Show every line in the records below that contains the word "coordinate".

▶ **RECORDS SHOWN**
————————
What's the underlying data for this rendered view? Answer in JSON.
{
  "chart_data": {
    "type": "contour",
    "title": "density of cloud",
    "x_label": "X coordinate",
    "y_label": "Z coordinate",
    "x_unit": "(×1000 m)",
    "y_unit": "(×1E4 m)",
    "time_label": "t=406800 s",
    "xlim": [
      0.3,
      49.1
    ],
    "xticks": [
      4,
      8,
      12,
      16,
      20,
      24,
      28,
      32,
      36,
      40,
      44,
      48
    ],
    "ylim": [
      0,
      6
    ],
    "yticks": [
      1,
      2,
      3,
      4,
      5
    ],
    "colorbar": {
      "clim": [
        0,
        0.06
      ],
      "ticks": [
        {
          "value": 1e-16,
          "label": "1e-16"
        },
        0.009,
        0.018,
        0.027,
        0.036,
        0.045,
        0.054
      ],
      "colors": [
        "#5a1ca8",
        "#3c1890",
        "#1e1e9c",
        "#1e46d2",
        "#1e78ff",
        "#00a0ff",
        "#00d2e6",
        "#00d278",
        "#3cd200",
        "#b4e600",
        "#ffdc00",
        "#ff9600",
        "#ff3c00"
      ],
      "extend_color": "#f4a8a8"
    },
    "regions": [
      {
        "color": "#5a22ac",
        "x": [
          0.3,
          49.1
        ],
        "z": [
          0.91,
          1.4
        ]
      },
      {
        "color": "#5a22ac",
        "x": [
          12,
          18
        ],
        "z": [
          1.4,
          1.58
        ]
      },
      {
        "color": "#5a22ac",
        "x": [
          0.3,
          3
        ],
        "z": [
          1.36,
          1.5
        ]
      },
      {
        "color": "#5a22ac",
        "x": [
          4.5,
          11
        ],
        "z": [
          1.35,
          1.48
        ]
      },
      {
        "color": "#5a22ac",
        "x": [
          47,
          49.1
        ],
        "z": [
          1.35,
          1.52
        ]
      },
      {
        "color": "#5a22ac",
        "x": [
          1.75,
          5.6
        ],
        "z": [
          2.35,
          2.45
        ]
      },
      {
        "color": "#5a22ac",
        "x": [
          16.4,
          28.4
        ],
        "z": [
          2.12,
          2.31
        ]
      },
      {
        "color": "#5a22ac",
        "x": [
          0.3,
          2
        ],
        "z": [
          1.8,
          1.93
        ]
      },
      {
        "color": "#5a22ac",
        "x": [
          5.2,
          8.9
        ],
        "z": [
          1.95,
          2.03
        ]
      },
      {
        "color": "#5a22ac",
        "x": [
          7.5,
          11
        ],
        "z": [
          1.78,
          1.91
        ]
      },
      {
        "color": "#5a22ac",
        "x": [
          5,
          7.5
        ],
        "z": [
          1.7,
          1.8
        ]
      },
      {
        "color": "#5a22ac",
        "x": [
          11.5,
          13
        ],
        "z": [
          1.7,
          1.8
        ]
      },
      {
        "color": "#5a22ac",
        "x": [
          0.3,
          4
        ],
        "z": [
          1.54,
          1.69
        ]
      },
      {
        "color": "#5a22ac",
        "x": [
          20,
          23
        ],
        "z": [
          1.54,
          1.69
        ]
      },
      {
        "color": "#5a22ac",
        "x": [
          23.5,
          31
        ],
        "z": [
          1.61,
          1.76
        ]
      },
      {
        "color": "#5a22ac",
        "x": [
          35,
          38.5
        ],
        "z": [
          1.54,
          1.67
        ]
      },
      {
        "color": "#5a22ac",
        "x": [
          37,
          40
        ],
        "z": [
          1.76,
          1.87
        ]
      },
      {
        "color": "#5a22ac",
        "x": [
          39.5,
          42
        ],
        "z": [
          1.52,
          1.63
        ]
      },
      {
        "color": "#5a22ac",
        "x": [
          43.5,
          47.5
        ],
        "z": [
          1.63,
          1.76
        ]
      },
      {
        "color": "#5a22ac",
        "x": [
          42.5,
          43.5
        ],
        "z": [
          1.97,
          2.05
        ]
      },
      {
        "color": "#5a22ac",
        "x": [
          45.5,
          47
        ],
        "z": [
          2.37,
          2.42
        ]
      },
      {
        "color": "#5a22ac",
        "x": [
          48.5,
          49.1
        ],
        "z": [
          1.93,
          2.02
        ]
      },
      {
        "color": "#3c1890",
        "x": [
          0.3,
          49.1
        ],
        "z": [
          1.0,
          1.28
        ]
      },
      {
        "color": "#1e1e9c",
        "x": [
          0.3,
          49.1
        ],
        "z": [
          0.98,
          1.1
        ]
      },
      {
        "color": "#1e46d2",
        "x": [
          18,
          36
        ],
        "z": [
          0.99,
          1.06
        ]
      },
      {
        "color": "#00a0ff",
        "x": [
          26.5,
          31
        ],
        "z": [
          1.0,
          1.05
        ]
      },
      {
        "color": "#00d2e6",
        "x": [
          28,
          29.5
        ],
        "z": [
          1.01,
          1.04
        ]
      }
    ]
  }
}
————————
▶ **WRITTEN RESPONSE**
    "x_label": "X coordinate",
    "y_label": "Z coordinate",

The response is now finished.